Directions -
Return all of the entries word for word, but omit the pictures they contain.
╭─ Extracted material
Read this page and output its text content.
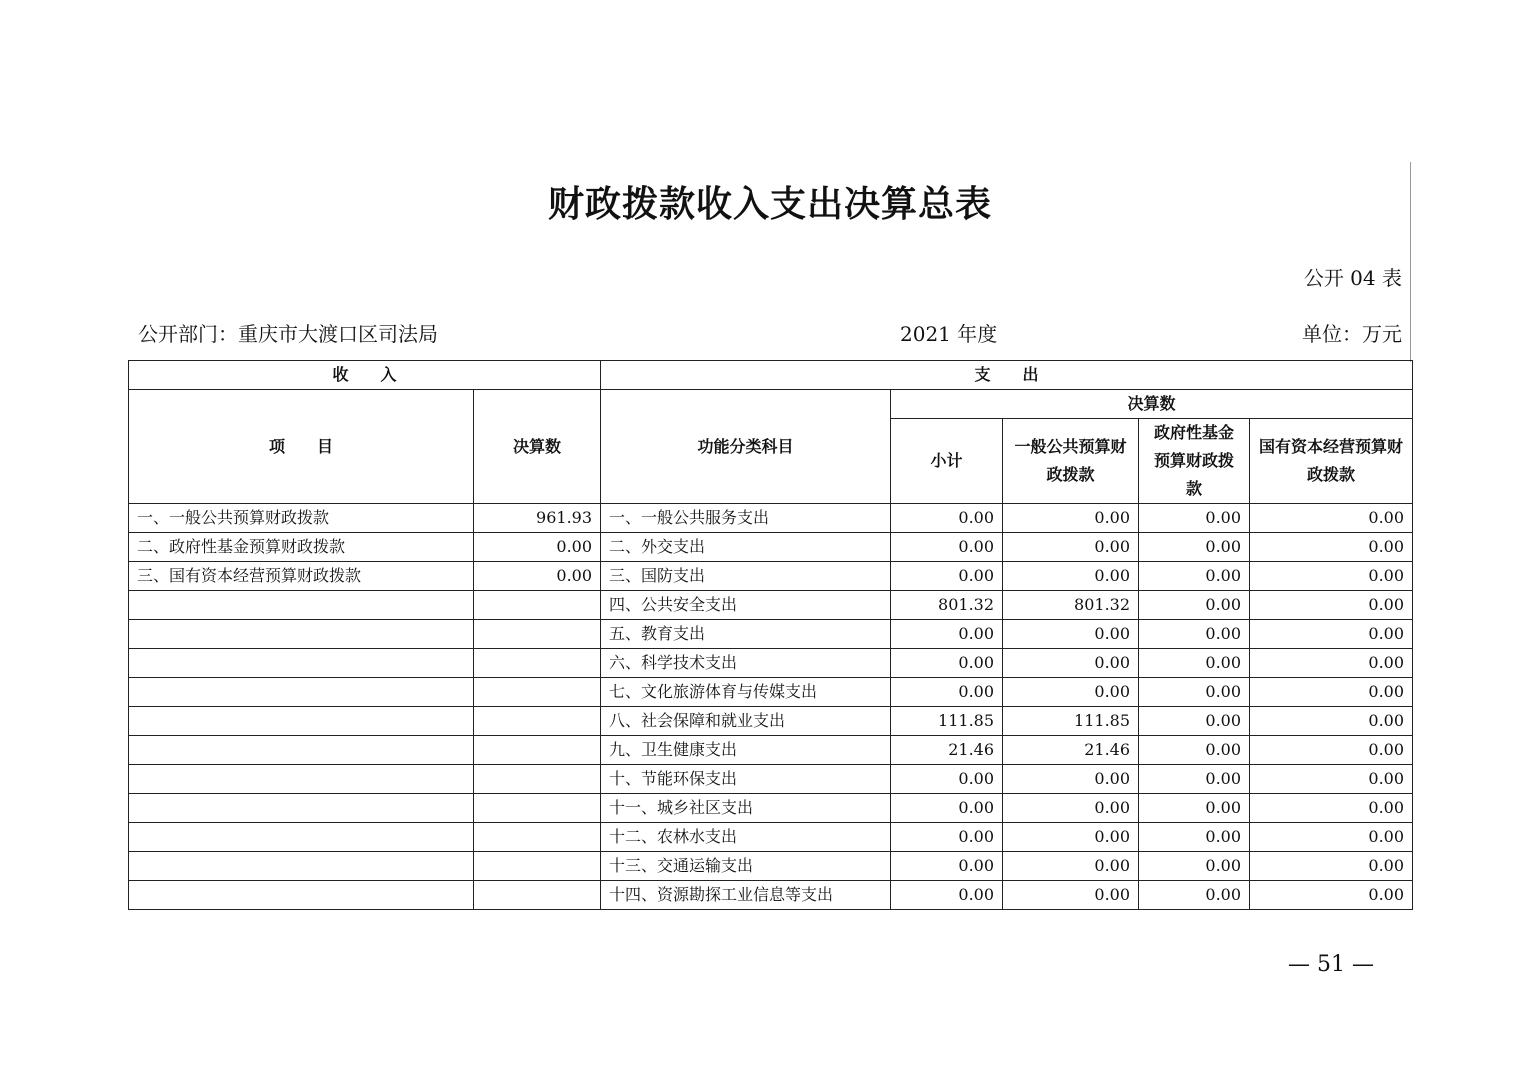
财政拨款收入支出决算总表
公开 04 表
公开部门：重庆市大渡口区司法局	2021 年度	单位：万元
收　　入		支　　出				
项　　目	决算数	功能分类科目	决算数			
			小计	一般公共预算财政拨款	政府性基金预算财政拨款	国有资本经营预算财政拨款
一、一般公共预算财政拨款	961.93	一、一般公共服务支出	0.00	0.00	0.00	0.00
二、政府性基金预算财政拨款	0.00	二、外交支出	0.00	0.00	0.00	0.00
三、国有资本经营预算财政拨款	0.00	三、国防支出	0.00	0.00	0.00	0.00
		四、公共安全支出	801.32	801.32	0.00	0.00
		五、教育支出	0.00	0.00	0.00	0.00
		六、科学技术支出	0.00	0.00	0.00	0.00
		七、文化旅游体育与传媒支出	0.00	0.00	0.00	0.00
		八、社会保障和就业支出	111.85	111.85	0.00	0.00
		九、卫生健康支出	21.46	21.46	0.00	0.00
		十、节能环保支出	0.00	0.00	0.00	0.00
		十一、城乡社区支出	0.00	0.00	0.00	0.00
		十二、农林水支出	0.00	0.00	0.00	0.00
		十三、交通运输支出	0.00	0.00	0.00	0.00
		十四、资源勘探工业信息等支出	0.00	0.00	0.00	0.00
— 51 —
╰─
Task response -
Read this page and output its text content.
财政拨款收入支出决算总表
公开 04 表
公开部门：重庆市大渡口区司法局	2021 年度	单位：万元
收　　入		支　　出				
项　　目	决算数	功能分类科目	决算数			
			小计	一般公共预算财政拨款	政府性基金预算财政拨款	国有资本经营预算财政拨款
一、一般公共预算财政拨款	961.93	一、一般公共服务支出	0.00	0.00	0.00	0.00
二、政府性基金预算财政拨款	0.00	二、外交支出	0.00	0.00	0.00	0.00
三、国有资本经营预算财政拨款	0.00	三、国防支出	0.00	0.00	0.00	0.00
		四、公共安全支出	801.32	801.32	0.00	0.00
		五、教育支出	0.00	0.00	0.00	0.00
		六、科学技术支出	0.00	0.00	0.00	0.00
		七、文化旅游体育与传媒支出	0.00	0.00	0.00	0.00
		八、社会保障和就业支出	111.85	111.85	0.00	0.00
		九、卫生健康支出	21.46	21.46	0.00	0.00
		十、节能环保支出	0.00	0.00	0.00	0.00
		十一、城乡社区支出	0.00	0.00	0.00	0.00
		十二、农林水支出	0.00	0.00	0.00	0.00
		十三、交通运输支出	0.00	0.00	0.00	0.00
		十四、资源勘探工业信息等支出	0.00	0.00	0.00	0.00
— 51 —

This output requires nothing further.